§ **Given exercise**: Scan the material that follows. Copy every line containing the word "type".

§ **Data excerpts**:

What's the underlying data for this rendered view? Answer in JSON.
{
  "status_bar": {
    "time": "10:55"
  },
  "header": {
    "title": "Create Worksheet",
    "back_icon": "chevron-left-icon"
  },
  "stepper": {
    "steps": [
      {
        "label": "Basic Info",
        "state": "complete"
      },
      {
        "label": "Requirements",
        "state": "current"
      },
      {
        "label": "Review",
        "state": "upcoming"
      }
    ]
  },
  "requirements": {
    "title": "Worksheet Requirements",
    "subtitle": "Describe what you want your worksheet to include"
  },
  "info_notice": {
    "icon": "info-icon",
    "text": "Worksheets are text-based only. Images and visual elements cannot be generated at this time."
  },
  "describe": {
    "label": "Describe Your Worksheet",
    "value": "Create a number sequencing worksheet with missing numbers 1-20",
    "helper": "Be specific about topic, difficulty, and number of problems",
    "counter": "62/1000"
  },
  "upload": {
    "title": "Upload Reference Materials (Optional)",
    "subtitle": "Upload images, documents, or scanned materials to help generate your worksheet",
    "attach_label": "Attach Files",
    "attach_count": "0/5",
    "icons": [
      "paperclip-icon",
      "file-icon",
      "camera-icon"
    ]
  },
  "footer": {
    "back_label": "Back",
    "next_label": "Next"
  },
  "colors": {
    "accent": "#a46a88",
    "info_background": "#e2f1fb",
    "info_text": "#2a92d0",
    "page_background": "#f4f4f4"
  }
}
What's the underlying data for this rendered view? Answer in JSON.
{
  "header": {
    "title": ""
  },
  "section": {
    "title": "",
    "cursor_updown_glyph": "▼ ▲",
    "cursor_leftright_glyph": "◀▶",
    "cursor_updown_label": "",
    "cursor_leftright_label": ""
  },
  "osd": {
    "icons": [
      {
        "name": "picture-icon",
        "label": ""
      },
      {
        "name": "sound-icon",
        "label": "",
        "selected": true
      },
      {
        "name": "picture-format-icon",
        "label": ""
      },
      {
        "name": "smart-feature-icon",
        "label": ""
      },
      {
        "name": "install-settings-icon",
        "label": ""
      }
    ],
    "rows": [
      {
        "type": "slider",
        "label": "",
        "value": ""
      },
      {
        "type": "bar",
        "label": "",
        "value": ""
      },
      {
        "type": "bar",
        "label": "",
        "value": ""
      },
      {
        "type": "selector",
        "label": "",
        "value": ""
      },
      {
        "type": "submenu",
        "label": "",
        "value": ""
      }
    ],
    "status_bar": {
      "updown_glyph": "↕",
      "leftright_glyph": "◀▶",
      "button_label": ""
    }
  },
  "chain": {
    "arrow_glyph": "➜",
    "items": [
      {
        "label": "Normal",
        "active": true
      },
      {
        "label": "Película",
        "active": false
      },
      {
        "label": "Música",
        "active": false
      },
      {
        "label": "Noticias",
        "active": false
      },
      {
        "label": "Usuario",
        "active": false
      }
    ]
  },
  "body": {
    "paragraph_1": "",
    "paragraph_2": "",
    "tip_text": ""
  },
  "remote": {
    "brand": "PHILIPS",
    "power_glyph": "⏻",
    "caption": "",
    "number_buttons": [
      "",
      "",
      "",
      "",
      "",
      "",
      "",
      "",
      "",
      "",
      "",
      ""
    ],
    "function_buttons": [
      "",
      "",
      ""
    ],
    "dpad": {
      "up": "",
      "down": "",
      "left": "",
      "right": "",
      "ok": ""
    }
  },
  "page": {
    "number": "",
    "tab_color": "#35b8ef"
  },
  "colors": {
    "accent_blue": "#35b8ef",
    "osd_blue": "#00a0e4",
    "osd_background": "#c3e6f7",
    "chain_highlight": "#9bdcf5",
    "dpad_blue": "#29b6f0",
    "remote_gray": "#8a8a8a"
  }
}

§ **The reply**:
        "type": "slider",
        "type": "bar",
        "type": "bar",
        "type": "selector",
        "type": "submenu",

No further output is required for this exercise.